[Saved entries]
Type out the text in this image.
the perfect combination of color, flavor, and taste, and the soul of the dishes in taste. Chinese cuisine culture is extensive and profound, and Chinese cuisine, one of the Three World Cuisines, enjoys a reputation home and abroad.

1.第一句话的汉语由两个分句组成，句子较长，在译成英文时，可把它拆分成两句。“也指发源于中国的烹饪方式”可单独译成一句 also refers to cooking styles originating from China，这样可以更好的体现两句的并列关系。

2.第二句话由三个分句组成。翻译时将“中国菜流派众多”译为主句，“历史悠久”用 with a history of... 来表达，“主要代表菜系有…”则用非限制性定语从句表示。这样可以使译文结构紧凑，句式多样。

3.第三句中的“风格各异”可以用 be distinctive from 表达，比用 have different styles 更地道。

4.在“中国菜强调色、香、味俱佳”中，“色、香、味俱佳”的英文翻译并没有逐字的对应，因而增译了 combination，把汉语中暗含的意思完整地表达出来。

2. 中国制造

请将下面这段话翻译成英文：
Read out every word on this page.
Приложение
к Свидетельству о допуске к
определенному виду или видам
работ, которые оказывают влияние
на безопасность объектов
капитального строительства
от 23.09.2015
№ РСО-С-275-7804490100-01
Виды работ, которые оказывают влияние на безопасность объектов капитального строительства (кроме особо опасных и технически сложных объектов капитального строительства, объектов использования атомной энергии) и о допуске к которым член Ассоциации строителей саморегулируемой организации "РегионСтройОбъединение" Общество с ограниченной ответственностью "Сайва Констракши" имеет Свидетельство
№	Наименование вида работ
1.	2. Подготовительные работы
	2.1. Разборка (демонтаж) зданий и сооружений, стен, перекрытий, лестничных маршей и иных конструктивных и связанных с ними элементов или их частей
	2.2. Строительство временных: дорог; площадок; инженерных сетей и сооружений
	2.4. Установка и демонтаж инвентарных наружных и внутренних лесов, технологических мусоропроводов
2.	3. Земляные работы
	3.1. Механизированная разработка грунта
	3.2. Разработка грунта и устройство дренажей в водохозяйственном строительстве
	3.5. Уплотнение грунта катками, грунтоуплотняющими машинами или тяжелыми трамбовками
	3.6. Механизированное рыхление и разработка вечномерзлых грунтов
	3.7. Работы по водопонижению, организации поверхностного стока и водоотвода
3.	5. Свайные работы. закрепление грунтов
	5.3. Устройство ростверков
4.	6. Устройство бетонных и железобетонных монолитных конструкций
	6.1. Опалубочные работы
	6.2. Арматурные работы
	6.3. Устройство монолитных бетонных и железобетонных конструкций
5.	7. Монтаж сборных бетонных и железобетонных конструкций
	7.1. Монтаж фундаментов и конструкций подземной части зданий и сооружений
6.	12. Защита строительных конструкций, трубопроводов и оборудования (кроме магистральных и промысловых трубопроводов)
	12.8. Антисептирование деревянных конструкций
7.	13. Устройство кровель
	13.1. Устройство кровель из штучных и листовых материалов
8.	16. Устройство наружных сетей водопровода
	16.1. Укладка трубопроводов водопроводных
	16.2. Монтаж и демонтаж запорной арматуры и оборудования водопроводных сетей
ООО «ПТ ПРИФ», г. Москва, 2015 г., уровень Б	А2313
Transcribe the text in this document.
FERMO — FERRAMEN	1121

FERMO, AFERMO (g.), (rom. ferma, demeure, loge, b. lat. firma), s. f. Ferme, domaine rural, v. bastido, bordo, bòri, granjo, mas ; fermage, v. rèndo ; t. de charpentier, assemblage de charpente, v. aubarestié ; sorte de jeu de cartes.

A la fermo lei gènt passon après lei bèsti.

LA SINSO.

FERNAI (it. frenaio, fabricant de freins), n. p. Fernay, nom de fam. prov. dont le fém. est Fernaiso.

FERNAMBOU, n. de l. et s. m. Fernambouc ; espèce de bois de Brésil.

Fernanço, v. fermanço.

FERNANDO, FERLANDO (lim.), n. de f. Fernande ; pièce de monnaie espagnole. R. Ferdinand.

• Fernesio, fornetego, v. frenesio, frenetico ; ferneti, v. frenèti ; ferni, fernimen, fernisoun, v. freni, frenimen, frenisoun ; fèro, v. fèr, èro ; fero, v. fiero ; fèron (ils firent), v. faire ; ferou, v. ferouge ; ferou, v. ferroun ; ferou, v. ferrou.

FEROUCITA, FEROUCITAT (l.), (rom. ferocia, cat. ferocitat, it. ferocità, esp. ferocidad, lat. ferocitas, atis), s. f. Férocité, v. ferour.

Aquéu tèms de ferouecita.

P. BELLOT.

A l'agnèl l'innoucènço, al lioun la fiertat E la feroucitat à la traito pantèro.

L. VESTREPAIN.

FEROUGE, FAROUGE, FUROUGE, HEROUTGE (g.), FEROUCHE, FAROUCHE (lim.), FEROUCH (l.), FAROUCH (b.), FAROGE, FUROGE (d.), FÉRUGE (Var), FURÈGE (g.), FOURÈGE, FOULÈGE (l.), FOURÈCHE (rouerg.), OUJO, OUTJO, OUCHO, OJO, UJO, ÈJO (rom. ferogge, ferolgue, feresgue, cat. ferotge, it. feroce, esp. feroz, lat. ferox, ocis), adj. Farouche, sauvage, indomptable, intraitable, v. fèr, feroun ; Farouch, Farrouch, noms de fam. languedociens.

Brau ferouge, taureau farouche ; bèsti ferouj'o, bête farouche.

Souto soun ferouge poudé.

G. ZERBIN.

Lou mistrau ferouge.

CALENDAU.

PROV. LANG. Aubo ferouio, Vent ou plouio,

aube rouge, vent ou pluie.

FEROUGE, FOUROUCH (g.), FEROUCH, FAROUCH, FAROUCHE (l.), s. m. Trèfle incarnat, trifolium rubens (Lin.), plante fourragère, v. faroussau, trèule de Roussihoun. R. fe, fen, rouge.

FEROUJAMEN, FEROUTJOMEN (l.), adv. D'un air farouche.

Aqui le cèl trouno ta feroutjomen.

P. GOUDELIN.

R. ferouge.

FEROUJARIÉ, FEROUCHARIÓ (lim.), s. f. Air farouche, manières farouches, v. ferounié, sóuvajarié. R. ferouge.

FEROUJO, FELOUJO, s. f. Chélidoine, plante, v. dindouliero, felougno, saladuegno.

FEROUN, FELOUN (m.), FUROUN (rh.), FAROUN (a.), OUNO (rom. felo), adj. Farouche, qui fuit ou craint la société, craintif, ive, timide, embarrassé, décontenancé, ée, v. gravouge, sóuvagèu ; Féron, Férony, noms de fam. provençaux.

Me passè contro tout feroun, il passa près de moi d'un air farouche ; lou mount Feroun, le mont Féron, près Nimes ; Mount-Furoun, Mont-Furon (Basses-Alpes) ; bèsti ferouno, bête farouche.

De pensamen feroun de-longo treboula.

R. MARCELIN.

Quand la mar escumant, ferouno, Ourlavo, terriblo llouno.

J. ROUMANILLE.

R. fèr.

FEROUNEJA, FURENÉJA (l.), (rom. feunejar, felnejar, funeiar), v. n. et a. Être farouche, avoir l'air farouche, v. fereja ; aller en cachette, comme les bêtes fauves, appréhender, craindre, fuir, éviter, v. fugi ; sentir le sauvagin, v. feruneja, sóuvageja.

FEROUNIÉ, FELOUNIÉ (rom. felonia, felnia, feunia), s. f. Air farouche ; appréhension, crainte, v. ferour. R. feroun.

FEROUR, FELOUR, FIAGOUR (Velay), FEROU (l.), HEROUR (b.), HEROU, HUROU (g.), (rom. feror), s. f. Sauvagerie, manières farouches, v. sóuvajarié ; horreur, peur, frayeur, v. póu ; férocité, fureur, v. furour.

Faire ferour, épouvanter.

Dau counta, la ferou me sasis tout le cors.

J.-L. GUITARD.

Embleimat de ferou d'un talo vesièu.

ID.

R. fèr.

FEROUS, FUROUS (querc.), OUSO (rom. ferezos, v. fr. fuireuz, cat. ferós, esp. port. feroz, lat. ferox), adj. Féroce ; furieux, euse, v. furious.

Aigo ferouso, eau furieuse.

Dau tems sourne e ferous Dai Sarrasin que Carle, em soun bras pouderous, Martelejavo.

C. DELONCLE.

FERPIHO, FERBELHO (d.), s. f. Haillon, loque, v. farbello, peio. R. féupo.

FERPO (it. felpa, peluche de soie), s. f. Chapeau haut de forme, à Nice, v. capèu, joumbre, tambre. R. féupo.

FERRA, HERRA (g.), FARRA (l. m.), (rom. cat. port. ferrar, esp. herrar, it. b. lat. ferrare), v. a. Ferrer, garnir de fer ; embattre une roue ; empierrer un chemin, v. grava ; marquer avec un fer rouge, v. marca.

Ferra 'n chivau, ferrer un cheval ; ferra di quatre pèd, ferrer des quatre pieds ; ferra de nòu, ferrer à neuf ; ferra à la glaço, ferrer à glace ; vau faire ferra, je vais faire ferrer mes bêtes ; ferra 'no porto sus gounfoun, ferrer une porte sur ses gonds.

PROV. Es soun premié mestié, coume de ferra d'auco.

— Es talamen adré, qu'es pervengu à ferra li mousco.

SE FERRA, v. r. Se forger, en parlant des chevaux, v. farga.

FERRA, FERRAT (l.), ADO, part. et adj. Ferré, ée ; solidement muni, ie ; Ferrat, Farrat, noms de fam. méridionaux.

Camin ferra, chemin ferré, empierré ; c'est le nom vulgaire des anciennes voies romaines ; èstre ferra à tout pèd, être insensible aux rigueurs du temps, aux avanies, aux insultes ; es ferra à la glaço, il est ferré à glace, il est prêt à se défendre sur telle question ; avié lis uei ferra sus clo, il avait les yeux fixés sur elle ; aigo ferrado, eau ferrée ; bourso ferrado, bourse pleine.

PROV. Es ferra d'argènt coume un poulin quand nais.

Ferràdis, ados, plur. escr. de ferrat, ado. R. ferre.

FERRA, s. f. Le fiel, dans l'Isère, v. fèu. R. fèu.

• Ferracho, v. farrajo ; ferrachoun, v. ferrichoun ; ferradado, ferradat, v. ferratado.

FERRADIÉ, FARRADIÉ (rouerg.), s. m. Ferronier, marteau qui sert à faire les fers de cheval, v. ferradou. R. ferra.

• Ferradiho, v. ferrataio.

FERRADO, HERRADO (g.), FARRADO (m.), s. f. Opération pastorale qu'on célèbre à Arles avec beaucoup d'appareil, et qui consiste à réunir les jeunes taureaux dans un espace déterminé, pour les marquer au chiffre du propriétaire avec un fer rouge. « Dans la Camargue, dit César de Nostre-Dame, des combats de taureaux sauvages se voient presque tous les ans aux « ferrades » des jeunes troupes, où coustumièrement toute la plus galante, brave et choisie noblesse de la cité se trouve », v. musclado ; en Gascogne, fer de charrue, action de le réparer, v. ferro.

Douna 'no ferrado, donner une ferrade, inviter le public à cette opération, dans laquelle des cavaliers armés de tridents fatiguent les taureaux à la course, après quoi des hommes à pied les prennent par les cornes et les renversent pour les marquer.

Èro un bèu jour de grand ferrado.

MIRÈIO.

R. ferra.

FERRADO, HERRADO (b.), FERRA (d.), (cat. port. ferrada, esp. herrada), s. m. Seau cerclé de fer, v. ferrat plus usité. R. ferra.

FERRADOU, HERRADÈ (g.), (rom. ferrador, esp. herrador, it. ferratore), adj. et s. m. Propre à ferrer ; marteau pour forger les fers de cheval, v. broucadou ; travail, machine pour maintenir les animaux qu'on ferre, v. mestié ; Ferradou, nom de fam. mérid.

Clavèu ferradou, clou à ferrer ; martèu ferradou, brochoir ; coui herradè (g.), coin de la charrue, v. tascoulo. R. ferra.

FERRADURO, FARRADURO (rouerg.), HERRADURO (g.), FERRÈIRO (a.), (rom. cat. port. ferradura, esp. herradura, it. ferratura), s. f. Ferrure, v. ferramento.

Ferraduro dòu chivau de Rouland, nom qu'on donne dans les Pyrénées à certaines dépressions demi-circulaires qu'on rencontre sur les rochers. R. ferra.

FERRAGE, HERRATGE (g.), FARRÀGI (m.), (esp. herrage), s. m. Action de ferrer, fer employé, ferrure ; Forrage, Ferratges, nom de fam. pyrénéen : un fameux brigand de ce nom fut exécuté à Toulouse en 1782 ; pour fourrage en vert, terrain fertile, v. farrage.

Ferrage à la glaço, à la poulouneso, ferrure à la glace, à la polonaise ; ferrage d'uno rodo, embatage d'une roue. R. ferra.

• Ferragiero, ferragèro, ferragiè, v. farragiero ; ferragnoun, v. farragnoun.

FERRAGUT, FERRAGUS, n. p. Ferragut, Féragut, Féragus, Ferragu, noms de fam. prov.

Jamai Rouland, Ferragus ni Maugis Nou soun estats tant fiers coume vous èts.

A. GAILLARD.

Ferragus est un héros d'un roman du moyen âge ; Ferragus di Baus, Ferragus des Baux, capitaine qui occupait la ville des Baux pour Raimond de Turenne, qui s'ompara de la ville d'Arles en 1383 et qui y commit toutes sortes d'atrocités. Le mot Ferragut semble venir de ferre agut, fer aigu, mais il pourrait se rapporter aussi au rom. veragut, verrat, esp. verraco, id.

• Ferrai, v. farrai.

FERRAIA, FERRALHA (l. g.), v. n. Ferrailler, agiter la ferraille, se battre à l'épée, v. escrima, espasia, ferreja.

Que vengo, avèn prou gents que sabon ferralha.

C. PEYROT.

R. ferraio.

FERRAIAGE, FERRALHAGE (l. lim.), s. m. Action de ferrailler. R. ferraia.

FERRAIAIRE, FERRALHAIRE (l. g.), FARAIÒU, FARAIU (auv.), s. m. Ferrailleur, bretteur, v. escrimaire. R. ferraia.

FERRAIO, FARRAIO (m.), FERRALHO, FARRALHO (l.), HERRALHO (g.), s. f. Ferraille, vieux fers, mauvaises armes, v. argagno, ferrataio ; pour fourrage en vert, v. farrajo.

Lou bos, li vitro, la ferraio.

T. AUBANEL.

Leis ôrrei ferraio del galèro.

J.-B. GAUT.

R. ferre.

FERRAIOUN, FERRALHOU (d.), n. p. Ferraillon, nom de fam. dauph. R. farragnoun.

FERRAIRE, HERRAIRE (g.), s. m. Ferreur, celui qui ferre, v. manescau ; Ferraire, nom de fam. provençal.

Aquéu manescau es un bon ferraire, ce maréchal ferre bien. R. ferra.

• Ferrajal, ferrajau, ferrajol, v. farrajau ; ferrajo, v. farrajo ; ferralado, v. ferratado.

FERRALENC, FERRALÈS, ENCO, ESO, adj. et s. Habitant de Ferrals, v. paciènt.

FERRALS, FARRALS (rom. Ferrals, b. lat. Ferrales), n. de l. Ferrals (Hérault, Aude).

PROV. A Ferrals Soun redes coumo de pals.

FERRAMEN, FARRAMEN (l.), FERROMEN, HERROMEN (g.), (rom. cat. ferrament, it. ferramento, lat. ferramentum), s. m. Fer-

## EXERCISE BRIEF
Copy all lines from the material that hold "Ferragut".

## ANSWER TO THE PROBLEM
FERRAGUT, FERRAGUS, n. p. Ferragut, Féragut, Féragus, Ferragu, noms de fam. prov.
Ferragus est un héros d'un roman du moyen âge ; Ferragus di Baus, Ferragus des Baux, capitaine qui occupait la ville des Baux pour Raimond de Turenne, qui s'ompara de la ville d'Arles en 1383 et qui y commit toutes sortes d'atrocités. Le mot Ferragut semble venir de ferre agut, fer aigu, mais il pourrait se rapporter aussi au rom. veragut, verrat, esp. verraco, id.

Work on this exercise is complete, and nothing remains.